WHAT YOU HAVE TO DO: Quote every line as given.

ENTRIES SHOWN:
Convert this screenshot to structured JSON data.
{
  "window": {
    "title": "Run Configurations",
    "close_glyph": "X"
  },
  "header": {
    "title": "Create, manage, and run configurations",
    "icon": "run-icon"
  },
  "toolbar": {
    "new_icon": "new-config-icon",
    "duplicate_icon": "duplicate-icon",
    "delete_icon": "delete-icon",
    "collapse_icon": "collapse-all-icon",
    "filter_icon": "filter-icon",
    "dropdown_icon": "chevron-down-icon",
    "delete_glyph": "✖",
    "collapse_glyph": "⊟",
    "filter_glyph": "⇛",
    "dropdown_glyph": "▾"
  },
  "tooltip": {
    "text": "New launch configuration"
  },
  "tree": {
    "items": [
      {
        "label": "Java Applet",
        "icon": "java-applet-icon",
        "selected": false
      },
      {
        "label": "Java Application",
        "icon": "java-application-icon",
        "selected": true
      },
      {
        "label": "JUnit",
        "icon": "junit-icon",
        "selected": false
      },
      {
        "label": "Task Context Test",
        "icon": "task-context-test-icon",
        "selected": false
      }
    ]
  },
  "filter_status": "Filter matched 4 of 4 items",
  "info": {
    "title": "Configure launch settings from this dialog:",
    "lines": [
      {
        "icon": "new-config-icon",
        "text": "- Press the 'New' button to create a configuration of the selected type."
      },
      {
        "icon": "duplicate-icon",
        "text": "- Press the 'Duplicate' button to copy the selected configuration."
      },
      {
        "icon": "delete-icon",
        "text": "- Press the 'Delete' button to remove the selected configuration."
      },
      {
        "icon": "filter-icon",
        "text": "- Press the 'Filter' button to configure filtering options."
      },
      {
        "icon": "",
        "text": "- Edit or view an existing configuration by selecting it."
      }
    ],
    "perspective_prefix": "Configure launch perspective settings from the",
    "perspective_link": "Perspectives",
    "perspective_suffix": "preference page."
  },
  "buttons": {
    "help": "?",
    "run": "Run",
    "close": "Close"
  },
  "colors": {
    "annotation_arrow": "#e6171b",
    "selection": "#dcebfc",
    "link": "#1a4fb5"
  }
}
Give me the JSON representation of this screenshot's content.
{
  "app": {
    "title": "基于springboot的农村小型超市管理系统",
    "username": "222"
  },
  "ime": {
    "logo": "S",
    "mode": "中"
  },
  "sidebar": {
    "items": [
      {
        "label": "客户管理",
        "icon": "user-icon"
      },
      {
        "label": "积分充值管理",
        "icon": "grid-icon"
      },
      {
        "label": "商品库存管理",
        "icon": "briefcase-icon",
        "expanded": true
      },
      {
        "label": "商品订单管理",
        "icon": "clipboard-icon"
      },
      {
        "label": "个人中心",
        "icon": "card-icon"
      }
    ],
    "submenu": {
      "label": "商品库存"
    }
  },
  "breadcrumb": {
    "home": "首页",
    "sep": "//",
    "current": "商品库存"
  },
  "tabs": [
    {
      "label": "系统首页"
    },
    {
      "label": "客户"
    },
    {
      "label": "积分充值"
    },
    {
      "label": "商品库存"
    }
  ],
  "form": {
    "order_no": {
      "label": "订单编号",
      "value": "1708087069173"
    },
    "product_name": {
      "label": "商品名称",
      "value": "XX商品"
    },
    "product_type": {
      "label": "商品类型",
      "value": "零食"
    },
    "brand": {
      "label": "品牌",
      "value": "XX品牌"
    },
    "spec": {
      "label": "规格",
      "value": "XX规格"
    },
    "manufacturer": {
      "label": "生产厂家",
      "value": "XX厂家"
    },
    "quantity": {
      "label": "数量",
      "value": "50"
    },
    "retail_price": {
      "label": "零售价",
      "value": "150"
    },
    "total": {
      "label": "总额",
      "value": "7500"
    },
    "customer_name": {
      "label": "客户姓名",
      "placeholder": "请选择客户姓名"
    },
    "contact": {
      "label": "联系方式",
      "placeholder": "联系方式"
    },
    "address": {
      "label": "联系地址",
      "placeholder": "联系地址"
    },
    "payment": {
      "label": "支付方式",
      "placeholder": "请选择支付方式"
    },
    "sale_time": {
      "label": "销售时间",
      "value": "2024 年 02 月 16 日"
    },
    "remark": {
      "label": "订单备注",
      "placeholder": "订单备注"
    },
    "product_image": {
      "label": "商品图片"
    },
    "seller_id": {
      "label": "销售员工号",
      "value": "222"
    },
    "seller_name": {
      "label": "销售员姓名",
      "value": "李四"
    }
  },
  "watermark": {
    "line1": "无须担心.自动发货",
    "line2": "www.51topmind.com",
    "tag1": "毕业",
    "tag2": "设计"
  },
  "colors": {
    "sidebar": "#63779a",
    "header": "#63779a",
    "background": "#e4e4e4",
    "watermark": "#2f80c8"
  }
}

FULL ANSWER:
Convert this screenshot to structured JSON data.
{
  "window": {
    "title": "Run Configurations",
    "close_glyph": "X"
  },
  "header": {
    "title": "Create, manage, and run configurations",
    "icon": "run-icon"
  },
  "toolbar": {
    "new_icon": "new-config-icon",
    "duplicate_icon": "duplicate-icon",
    "delete_icon": "delete-icon",
    "collapse_icon": "collapse-all-icon",
    "filter_icon": "filter-icon",
    "dropdown_icon": "chevron-down-icon",
    "delete_glyph": "✖",
    "collapse_glyph": "⊟",
    "filter_glyph": "⇛",
    "dropdown_glyph": "▾"
  },
  "tooltip": {
    "text": "New launch configuration"
  },
  "tree": {
    "items": [
      {
        "label": "Java Applet",
        "icon": "java-applet-icon",
        "selected": false
      },
      {
        "label": "Java Application",
        "icon": "java-application-icon",
        "selected": true
      },
      {
        "label": "JUnit",
        "icon": "junit-icon",
        "selected": false
      },
      {
        "label": "Task Context Test",
        "icon": "task-context-test-icon",
        "selected": false
      }
    ]
  },
  "filter_status": "Filter matched 4 of 4 items",
  "info": {
    "title": "Configure launch settings from this dialog:",
    "lines": [
      {
        "icon": "new-config-icon",
        "text": "- Press the 'New' button to create a configuration of the selected type."
      },
      {
        "icon": "duplicate-icon",
        "text": "- Press the 'Duplicate' button to copy the selected configuration."
      },
      {
        "icon": "delete-icon",
        "text": "- Press the 'Delete' button to remove the selected configuration."
      },
      {
        "icon": "filter-icon",
        "text": "- Press the 'Filter' button to configure filtering options."
      },
      {
        "icon": "",
        "text": "- Edit or view an existing configuration by selecting it."
      }
    ],
    "perspective_prefix": "Configure launch perspective settings from the",
    "perspective_link": "Perspectives",
    "perspective_suffix": "preference page."
  },
  "buttons": {
    "help": "?",
    "run": "Run",
    "close": "Close"
  },
  "colors": {
    "annotation_arrow": "#e6171b",
    "selection": "#dcebfc",
    "link": "#1a4fb5"
  }
}
Give me the JSON representation of this screenshot's content.
{
  "app": {
    "title": "基于springboot的农村小型超市管理系统",
    "username": "222"
  },
  "ime": {
    "logo": "S",
    "mode": "中"
  },
  "sidebar": {
    "items": [
      {
        "label": "客户管理",
        "icon": "user-icon"
      },
      {
        "label": "积分充值管理",
        "icon": "grid-icon"
      },
      {
        "label": "商品库存管理",
        "icon": "briefcase-icon",
        "expanded": true
      },
      {
        "label": "商品订单管理",
        "icon": "clipboard-icon"
      },
      {
        "label": "个人中心",
        "icon": "card-icon"
      }
    ],
    "submenu": {
      "label": "商品库存"
    }
  },
  "breadcrumb": {
    "home": "首页",
    "sep": "//",
    "current": "商品库存"
  },
  "tabs": [
    {
      "label": "系统首页"
    },
    {
      "label": "客户"
    },
    {
      "label": "积分充值"
    },
    {
      "label": "商品库存"
    }
  ],
  "form": {
    "order_no": {
      "label": "订单编号",
      "value": "1708087069173"
    },
    "product_name": {
      "label": "商品名称",
      "value": "XX商品"
    },
    "product_type": {
      "label": "商品类型",
      "value": "零食"
    },
    "brand": {
      "label": "品牌",
      "value": "XX品牌"
    },
    "spec": {
      "label": "规格",
      "value": "XX规格"
    },
    "manufacturer": {
      "label": "生产厂家",
      "value": "XX厂家"
    },
    "quantity": {
      "label": "数量",
      "value": "50"
    },
    "retail_price": {
      "label": "零售价",
      "value": "150"
    },
    "total": {
      "label": "总额",
      "value": "7500"
    },
    "customer_name": {
      "label": "客户姓名",
      "placeholder": "请选择客户姓名"
    },
    "contact": {
      "label": "联系方式",
      "placeholder": "联系方式"
    },
    "address": {
      "label": "联系地址",
      "placeholder": "联系地址"
    },
    "payment": {
      "label": "支付方式",
      "placeholder": "请选择支付方式"
    },
    "sale_time": {
      "label": "销售时间",
      "value": "2024 年 02 月 16 日"
    },
    "remark": {
      "label": "订单备注",
      "placeholder": "订单备注"
    },
    "product_image": {
      "label": "商品图片"
    },
    "seller_id": {
      "label": "销售员工号",
      "value": "222"
    },
    "seller_name": {
      "label": "销售员姓名",
      "value": "李四"
    }
  },
  "watermark": {
    "line1": "无须担心.自动发货",
    "line2": "www.51topmind.com",
    "tag1": "毕业",
    "tag2": "设计"
  },
  "colors": {
    "sidebar": "#63779a",
    "header": "#63779a",
    "background": "#e4e4e4",
    "watermark": "#2f80c8"
  }
}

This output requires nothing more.